* START MATERIAL PROVIDED *

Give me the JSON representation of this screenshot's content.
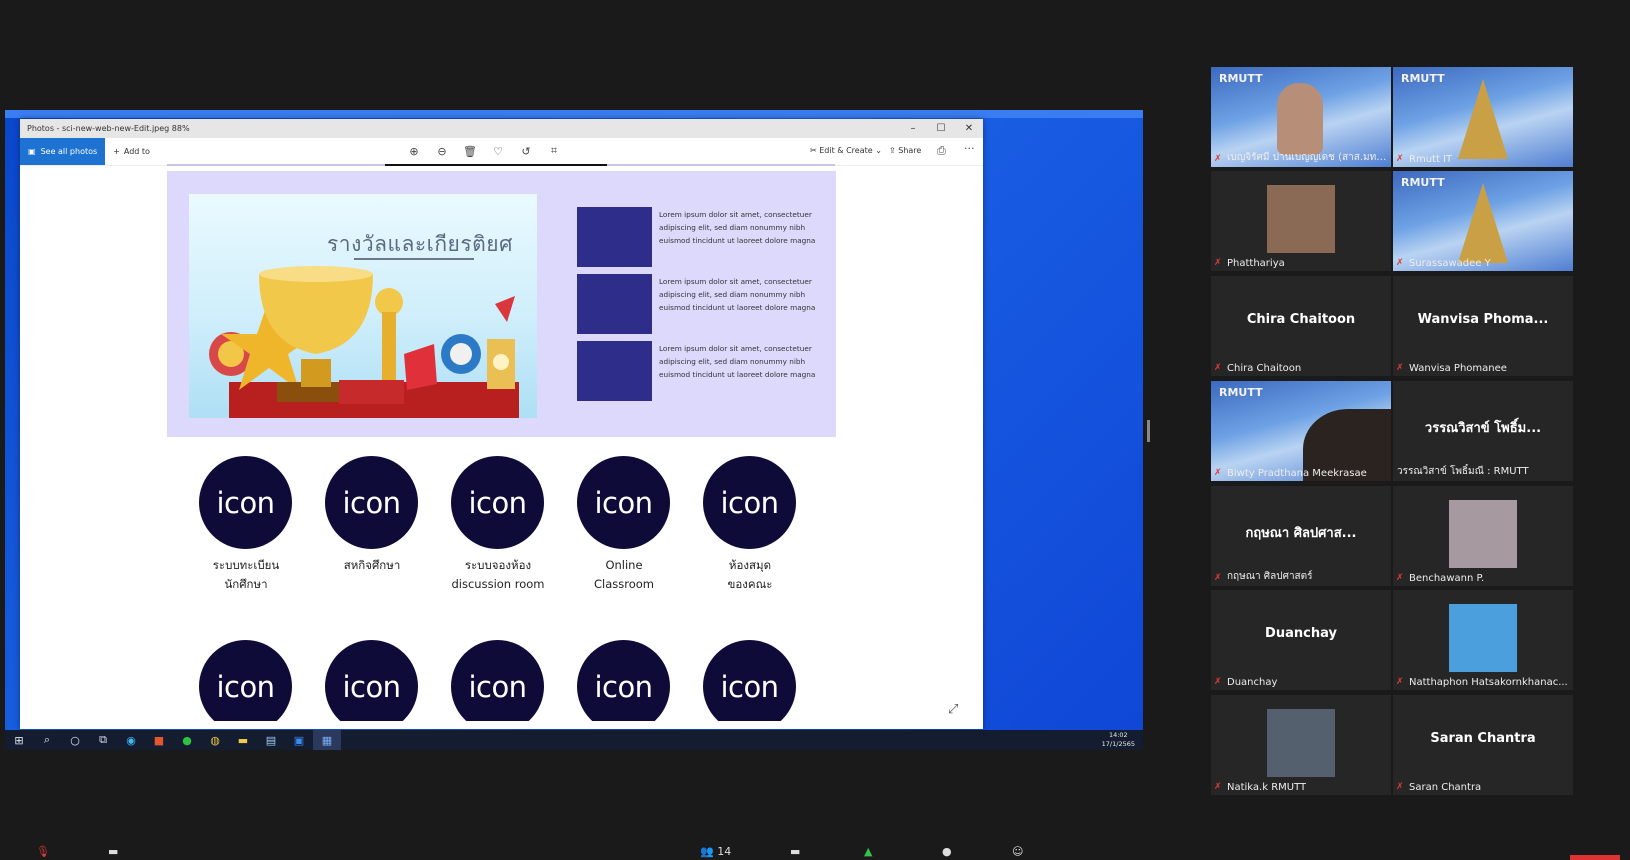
{
  "window": {
    "title": "Photos - sci-new-web-new-Edit.jpeg   88%",
    "minimize": "–",
    "maximize": "☐",
    "close": "✕"
  },
  "toolbar": {
    "see_all": "See all photos",
    "add_to": "Add to",
    "edit_create": "Edit & Create",
    "share": "Share"
  },
  "banner": {
    "title": "รางวัลและเกียรติยศ",
    "lorem": [
      "Lorem ipsum dolor sit amet, consectetuer adipiscing elit, sed diam nonummy nibh euismod tincidunt ut laoreet dolore magna",
      "Lorem ipsum dolor sit amet, consectetuer adipiscing elit, sed diam nonummy nibh euismod tincidunt ut laoreet dolore magna",
      "Lorem ipsum dolor sit amet, consectetuer adipiscing elit, sed diam nonummy nibh euismod tincidunt ut laoreet dolore magna"
    ]
  },
  "icon_row1": [
    {
      "icon": "icon",
      "label": "ระบบทะเบียน\nนักศึกษา"
    },
    {
      "icon": "icon",
      "label": "สหกิจศึกษา"
    },
    {
      "icon": "icon",
      "label": "ระบบจองห้อง\ndiscussion room"
    },
    {
      "icon": "icon",
      "label": "Online\nClassroom"
    },
    {
      "icon": "icon",
      "label": "ห้องสมุด\nของคณะ"
    }
  ],
  "icon_row2": [
    "icon",
    "icon",
    "icon",
    "icon",
    "icon"
  ],
  "taskbar": {
    "time": "14:02",
    "date": "17/1/2565"
  },
  "participants": [
    {
      "name": "เบญจิรัศมี ปานเบญญเดช (สาส.มทร.ธัญ...",
      "type": "video"
    },
    {
      "name": "Rmutt IT",
      "type": "video"
    },
    {
      "name": "Phatthariya",
      "type": "photo"
    },
    {
      "name": "Surassawadee Y",
      "type": "video"
    },
    {
      "name": "Chira Chaitoon",
      "type": "name",
      "display": "Chira Chaitoon"
    },
    {
      "name": "Wanvisa Phomanee",
      "type": "name",
      "display": "Wanvisa  Phoma..."
    },
    {
      "name": "Biwty Pradthana Meekrasae",
      "type": "video"
    },
    {
      "name": "วรรณวิสาข์ โพธิ์มณี : RMUTT",
      "type": "name",
      "display": "วรรณวิสาข์ โพธิ์ม..."
    },
    {
      "name": "กฤษณา  ศิลปศาสตร์",
      "type": "name",
      "display": "กฤษณา  ศิลปศาส..."
    },
    {
      "name": "Benchawann P.",
      "type": "photo"
    },
    {
      "name": "Duanchay",
      "type": "name",
      "display": "Duanchay"
    },
    {
      "name": "Natthaphon Hatsakornkhanac...",
      "type": "photo"
    },
    {
      "name": "Natika.k RMUTT",
      "type": "photo"
    },
    {
      "name": "Saran Chantra",
      "type": "name",
      "display": "Saran Chantra"
    }
  ],
  "video_logo": "RMUTT",
  "bottom": {
    "participants_count": "14"
  },
  "colors": {
    "active_speaker": "#c8ec52",
    "icon_circle": "#0e0b38",
    "lorem_box": "#2e2e8a",
    "banner_bg": "#dcd9fc"
  }
}
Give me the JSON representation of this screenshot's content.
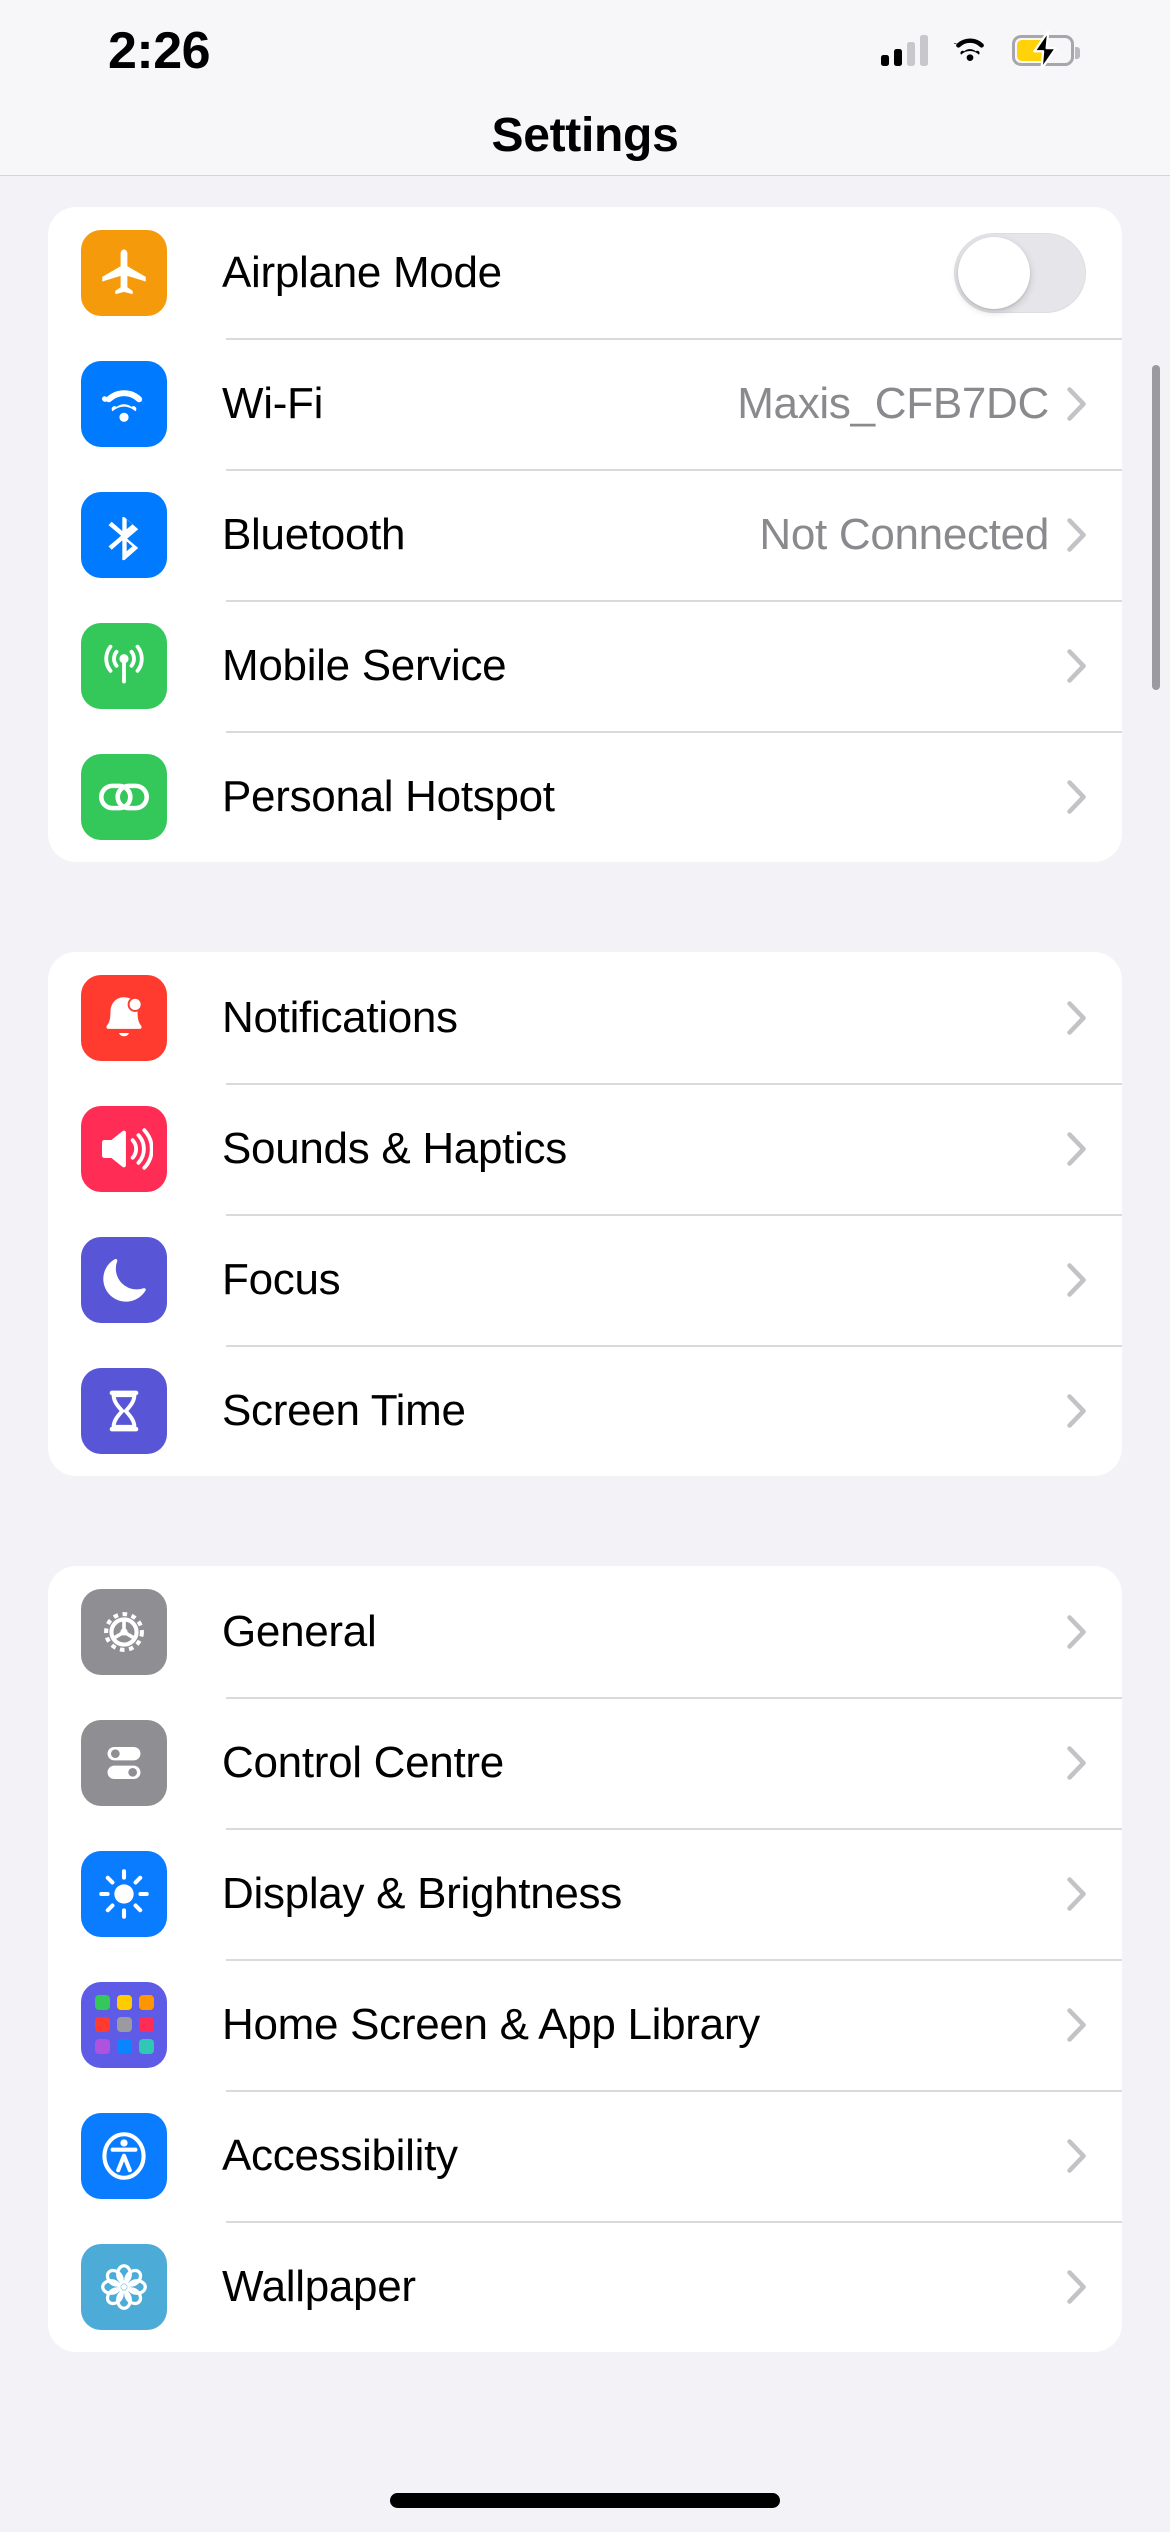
{
  "status_bar": {
    "time": "2:26",
    "signal_icon": "cellular-signal-icon",
    "signal_bars_total": 4,
    "signal_bars_active": 2,
    "wifi_icon": "wifi-icon",
    "battery_icon": "battery-charging-icon",
    "battery_color": "#FFD20A",
    "battery_level_percent": 55,
    "battery_charging": true
  },
  "header": {
    "title": "Settings"
  },
  "colors": {
    "page_background": "#F2F2F7",
    "card_background": "#FFFFFF",
    "separator": "#D9D9DE",
    "primary_text": "#000000",
    "secondary_text": "#8A8A8E",
    "chevron": "#C3C3C7",
    "accent_blue": "#007AFF",
    "accent_green": "#34C759",
    "accent_orange": "#F59B0B",
    "accent_red": "#FF3B30",
    "accent_pink": "#FF2D55",
    "accent_purple": "#5856D6",
    "accent_gray": "#8E8E93",
    "accent_teal": "#4DABD8",
    "toggle_off_track": "#E6E6EA"
  },
  "groups": [
    {
      "id": "connectivity",
      "rows": [
        {
          "id": "airplane-mode",
          "label": "Airplane Mode",
          "icon": "airplane-icon",
          "icon_color": "#F59B0B",
          "accessory": "toggle",
          "toggle_on": false
        },
        {
          "id": "wifi",
          "label": "Wi-Fi",
          "icon": "wifi-icon",
          "icon_color": "#007AFF",
          "accessory": "chevron",
          "value": "Maxis_CFB7DC"
        },
        {
          "id": "bluetooth",
          "label": "Bluetooth",
          "icon": "bluetooth-icon",
          "icon_color": "#007AFF",
          "accessory": "chevron",
          "value": "Not Connected"
        },
        {
          "id": "mobile-service",
          "label": "Mobile Service",
          "icon": "antenna-icon",
          "icon_color": "#34C759",
          "accessory": "chevron",
          "value": ""
        },
        {
          "id": "personal-hotspot",
          "label": "Personal Hotspot",
          "icon": "link-chain-icon",
          "icon_color": "#34C759",
          "accessory": "chevron",
          "value": ""
        }
      ]
    },
    {
      "id": "alerts",
      "rows": [
        {
          "id": "notifications",
          "label": "Notifications",
          "icon": "bell-icon",
          "icon_color": "#FF3B30",
          "accessory": "chevron",
          "value": ""
        },
        {
          "id": "sounds-haptics",
          "label": "Sounds & Haptics",
          "icon": "speaker-waves-icon",
          "icon_color": "#FF2D55",
          "accessory": "chevron",
          "value": ""
        },
        {
          "id": "focus",
          "label": "Focus",
          "icon": "moon-icon",
          "icon_color": "#5856D6",
          "accessory": "chevron",
          "value": ""
        },
        {
          "id": "screen-time",
          "label": "Screen Time",
          "icon": "hourglass-icon",
          "icon_color": "#5856D6",
          "accessory": "chevron",
          "value": ""
        }
      ]
    },
    {
      "id": "system",
      "rows": [
        {
          "id": "general",
          "label": "General",
          "icon": "gear-icon",
          "icon_color": "#8E8E93",
          "accessory": "chevron",
          "value": ""
        },
        {
          "id": "control-centre",
          "label": "Control Centre",
          "icon": "sliders-icon",
          "icon_color": "#8E8E93",
          "accessory": "chevron",
          "value": ""
        },
        {
          "id": "display-brightness",
          "label": "Display & Brightness",
          "icon": "sun-icon",
          "icon_color": "#0A7CFF",
          "accessory": "chevron",
          "value": ""
        },
        {
          "id": "home-screen-app-library",
          "label": "Home Screen & App Library",
          "icon": "app-grid-icon",
          "icon_color": "#5E5CE6",
          "accessory": "chevron",
          "value": ""
        },
        {
          "id": "accessibility",
          "label": "Accessibility",
          "icon": "accessibility-icon",
          "icon_color": "#0A7CFF",
          "accessory": "chevron",
          "value": ""
        },
        {
          "id": "wallpaper",
          "label": "Wallpaper",
          "icon": "flower-icon",
          "icon_color": "#4DABD8",
          "accessory": "chevron",
          "value": ""
        }
      ]
    }
  ],
  "scrollbar": {
    "visible": true
  },
  "home_indicator": {
    "visible": true
  }
}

* END MATERIAL PROVIDED *

Identify each line of the material where the word "วรรณว" shows up, and copy it.

REPLY TO THE EXERCISE ▸
      "name": "วรรณวิสาข์ โพธิ์มณี : RMUTT",
      "display": "วรรณวิสาข์ โพธิ์ม..."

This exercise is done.